(A run of records)
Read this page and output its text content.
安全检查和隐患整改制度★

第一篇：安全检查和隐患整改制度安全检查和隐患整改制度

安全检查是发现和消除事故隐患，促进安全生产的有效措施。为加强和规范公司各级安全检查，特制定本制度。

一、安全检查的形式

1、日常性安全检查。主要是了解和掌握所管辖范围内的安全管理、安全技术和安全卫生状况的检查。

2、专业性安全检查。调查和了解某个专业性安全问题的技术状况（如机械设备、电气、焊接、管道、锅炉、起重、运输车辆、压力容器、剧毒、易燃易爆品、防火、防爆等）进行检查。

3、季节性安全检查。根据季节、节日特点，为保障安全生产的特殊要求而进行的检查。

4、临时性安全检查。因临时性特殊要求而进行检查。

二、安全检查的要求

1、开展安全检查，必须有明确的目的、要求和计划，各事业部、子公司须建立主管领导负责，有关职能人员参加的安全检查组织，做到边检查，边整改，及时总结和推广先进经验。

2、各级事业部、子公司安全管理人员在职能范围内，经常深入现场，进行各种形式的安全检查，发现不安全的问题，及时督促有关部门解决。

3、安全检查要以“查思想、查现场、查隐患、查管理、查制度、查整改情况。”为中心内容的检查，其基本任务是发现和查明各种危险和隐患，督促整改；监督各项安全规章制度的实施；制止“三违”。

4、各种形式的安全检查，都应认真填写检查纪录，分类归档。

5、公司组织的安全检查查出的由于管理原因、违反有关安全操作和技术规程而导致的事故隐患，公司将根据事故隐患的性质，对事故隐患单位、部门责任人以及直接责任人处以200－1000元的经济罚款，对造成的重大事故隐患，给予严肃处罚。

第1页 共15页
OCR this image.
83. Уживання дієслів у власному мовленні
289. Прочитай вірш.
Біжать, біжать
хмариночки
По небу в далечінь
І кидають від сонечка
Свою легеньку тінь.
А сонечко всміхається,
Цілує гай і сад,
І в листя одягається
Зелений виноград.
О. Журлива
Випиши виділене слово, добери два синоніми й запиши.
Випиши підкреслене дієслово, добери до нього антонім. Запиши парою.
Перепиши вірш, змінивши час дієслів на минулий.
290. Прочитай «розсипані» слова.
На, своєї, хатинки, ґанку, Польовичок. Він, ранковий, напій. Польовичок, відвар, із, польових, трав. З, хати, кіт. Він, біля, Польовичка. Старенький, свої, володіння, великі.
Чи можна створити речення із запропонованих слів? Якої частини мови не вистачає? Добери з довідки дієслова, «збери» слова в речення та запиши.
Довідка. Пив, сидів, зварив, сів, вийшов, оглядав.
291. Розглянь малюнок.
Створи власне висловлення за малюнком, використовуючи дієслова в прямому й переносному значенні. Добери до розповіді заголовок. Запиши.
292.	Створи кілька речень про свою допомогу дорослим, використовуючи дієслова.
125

Task objective: Make an exact copy of every line in the data.

Expected answer:
Read this page and output its text content.
安全检查和隐患整改制度★

第一篇：安全检查和隐患整改制度安全检查和隐患整改制度

安全检查是发现和消除事故隐患，促进安全生产的有效措施。为加强和规范公司各级安全检查，特制定本制度。

一、安全检查的形式

1、日常性安全检查。主要是了解和掌握所管辖范围内的安全管理、安全技术和安全卫生状况的检查。

2、专业性安全检查。调查和了解某个专业性安全问题的技术状况（如机械设备、电气、焊接、管道、锅炉、起重、运输车辆、压力容器、剧毒、易燃易爆品、防火、防爆等）进行检查。

3、季节性安全检查。根据季节、节日特点，为保障安全生产的特殊要求而进行的检查。

4、临时性安全检查。因临时性特殊要求而进行检查。

二、安全检查的要求

1、开展安全检查，必须有明确的目的、要求和计划，各事业部、子公司须建立主管领导负责，有关职能人员参加的安全检查组织，做到边检查，边整改，及时总结和推广先进经验。

2、各级事业部、子公司安全管理人员在职能范围内，经常深入现场，进行各种形式的安全检查，发现不安全的问题，及时督促有关部门解决。

3、安全检查要以“查思想、查现场、查隐患、查管理、查制度、查整改情况。”为中心内容的检查，其基本任务是发现和查明各种危险和隐患，督促整改；监督各项安全规章制度的实施；制止“三违”。

4、各种形式的安全检查，都应认真填写检查纪录，分类归档。

5、公司组织的安全检查查出的由于管理原因、违反有关安全操作和技术规程而导致的事故隐患，公司将根据事故隐患的性质，对事故隐患单位、部门责任人以及直接责任人处以200－1000元的经济罚款，对造成的重大事故隐患，给予严肃处罚。

第1页 共15页
OCR this image.
83. Уживання дієслів у власному мовленні
289. Прочитай вірш.
Біжать, біжать
хмариночки
По небу в далечінь
І кидають від сонечка
Свою легеньку тінь.
А сонечко всміхається,
Цілує гай і сад,
І в листя одягається
Зелений виноград.
О. Журлива
Випиши виділене слово, добери два синоніми й запиши.
Випиши підкреслене дієслово, добери до нього антонім. Запиши парою.
Перепиши вірш, змінивши час дієслів на минулий.
290. Прочитай «розсипані» слова.
На, своєї, хатинки, ґанку, Польовичок. Він, ранковий, напій. Польовичок, відвар, із, польових, трав. З, хати, кіт. Він, біля, Польовичка. Старенький, свої, володіння, великі.
Чи можна створити речення із запропонованих слів? Якої частини мови не вистачає? Добери з довідки дієслова, «збери» слова в речення та запиши.
Довідка. Пив, сидів, зварив, сів, вийшов, оглядав.
291. Розглянь малюнок.
Створи власне висловлення за малюнком, використовуючи дієслова в прямому й переносному значенні. Добери до розповіді заголовок. Запиши.
292.	Створи кілька речень про свою допомогу дорослим, використовуючи дієслова.
125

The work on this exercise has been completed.